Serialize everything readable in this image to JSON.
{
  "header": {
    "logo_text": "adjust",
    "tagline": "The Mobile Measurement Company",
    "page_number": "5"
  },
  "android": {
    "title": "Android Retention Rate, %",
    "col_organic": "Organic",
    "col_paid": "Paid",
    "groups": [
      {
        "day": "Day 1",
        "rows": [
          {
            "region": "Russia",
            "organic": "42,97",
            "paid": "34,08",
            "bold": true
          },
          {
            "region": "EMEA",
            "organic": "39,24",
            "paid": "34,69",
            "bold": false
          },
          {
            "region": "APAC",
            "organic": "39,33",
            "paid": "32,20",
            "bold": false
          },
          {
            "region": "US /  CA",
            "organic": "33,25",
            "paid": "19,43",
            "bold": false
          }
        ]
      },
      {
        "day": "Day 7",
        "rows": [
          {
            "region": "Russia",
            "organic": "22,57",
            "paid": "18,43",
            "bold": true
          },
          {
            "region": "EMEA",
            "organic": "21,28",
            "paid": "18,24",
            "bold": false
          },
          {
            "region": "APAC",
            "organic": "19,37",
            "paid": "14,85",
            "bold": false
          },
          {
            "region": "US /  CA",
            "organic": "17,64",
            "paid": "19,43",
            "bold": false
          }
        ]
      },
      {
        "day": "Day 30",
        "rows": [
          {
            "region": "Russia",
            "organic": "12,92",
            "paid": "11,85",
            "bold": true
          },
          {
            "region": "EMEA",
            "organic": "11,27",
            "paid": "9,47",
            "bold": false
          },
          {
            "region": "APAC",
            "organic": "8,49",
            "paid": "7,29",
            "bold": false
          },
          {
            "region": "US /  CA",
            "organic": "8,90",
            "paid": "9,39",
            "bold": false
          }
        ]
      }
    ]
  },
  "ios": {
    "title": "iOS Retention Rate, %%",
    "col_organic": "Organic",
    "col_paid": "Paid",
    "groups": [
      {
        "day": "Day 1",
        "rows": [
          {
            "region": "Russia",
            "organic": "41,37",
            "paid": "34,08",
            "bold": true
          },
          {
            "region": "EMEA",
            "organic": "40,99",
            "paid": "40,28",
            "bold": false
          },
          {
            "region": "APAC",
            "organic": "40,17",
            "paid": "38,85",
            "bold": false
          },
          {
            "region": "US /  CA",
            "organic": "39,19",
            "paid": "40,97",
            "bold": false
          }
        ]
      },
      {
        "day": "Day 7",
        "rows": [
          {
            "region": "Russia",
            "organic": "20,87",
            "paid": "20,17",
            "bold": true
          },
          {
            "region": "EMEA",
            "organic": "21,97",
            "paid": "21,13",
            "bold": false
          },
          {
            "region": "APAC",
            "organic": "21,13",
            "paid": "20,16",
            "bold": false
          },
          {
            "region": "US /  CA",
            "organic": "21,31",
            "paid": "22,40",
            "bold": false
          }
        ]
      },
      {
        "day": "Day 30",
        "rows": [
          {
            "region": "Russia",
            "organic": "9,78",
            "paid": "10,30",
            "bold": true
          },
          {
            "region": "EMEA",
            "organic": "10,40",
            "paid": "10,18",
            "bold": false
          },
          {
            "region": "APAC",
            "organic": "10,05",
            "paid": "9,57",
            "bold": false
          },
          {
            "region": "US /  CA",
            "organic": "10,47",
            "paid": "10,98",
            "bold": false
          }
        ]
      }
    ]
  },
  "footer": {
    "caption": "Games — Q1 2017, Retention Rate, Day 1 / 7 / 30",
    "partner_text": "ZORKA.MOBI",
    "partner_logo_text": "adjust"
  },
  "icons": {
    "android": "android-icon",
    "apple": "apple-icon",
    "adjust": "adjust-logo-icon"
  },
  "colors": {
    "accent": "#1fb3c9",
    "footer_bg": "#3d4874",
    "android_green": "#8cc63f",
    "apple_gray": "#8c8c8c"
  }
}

##############################

__Task goal__: Repeat the records above in full, character for character.

__Exercise solution__:
Serialize everything readable in this image to JSON.
{
  "header": {
    "logo_text": "adjust",
    "tagline": "The Mobile Measurement Company",
    "page_number": "5"
  },
  "android": {
    "title": "Android Retention Rate, %",
    "col_organic": "Organic",
    "col_paid": "Paid",
    "groups": [
      {
        "day": "Day 1",
        "rows": [
          {
            "region": "Russia",
            "organic": "42,97",
            "paid": "34,08",
            "bold": true
          },
          {
            "region": "EMEA",
            "organic": "39,24",
            "paid": "34,69",
            "bold": false
          },
          {
            "region": "APAC",
            "organic": "39,33",
            "paid": "32,20",
            "bold": false
          },
          {
            "region": "US /  CA",
            "organic": "33,25",
            "paid": "19,43",
            "bold": false
          }
        ]
      },
      {
        "day": "Day 7",
        "rows": [
          {
            "region": "Russia",
            "organic": "22,57",
            "paid": "18,43",
            "bold": true
          },
          {
            "region": "EMEA",
            "organic": "21,28",
            "paid": "18,24",
            "bold": false
          },
          {
            "region": "APAC",
            "organic": "19,37",
            "paid": "14,85",
            "bold": false
          },
          {
            "region": "US /  CA",
            "organic": "17,64",
            "paid": "19,43",
            "bold": false
          }
        ]
      },
      {
        "day": "Day 30",
        "rows": [
          {
            "region": "Russia",
            "organic": "12,92",
            "paid": "11,85",
            "bold": true
          },
          {
            "region": "EMEA",
            "organic": "11,27",
            "paid": "9,47",
            "bold": false
          },
          {
            "region": "APAC",
            "organic": "8,49",
            "paid": "7,29",
            "bold": false
          },
          {
            "region": "US /  CA",
            "organic": "8,90",
            "paid": "9,39",
            "bold": false
          }
        ]
      }
    ]
  },
  "ios": {
    "title": "iOS Retention Rate, %%",
    "col_organic": "Organic",
    "col_paid": "Paid",
    "groups": [
      {
        "day": "Day 1",
        "rows": [
          {
            "region": "Russia",
            "organic": "41,37",
            "paid": "34,08",
            "bold": true
          },
          {
            "region": "EMEA",
            "organic": "40,99",
            "paid": "40,28",
            "bold": false
          },
          {
            "region": "APAC",
            "organic": "40,17",
            "paid": "38,85",
            "bold": false
          },
          {
            "region": "US /  CA",
            "organic": "39,19",
            "paid": "40,97",
            "bold": false
          }
        ]
      },
      {
        "day": "Day 7",
        "rows": [
          {
            "region": "Russia",
            "organic": "20,87",
            "paid": "20,17",
            "bold": true
          },
          {
            "region": "EMEA",
            "organic": "21,97",
            "paid": "21,13",
            "bold": false
          },
          {
            "region": "APAC",
            "organic": "21,13",
            "paid": "20,16",
            "bold": false
          },
          {
            "region": "US /  CA",
            "organic": "21,31",
            "paid": "22,40",
            "bold": false
          }
        ]
      },
      {
        "day": "Day 30",
        "rows": [
          {
            "region": "Russia",
            "organic": "9,78",
            "paid": "10,30",
            "bold": true
          },
          {
            "region": "EMEA",
            "organic": "10,40",
            "paid": "10,18",
            "bold": false
          },
          {
            "region": "APAC",
            "organic": "10,05",
            "paid": "9,57",
            "bold": false
          },
          {
            "region": "US /  CA",
            "organic": "10,47",
            "paid": "10,98",
            "bold": false
          }
        ]
      }
    ]
  },
  "footer": {
    "caption": "Games — Q1 2017, Retention Rate, Day 1 / 7 / 30",
    "partner_text": "ZORKA.MOBI",
    "partner_logo_text": "adjust"
  },
  "icons": {
    "android": "android-icon",
    "apple": "apple-icon",
    "adjust": "adjust-logo-icon"
  },
  "colors": {
    "accent": "#1fb3c9",
    "footer_bg": "#3d4874",
    "android_green": "#8cc63f",
    "apple_gray": "#8c8c8c"
  }
}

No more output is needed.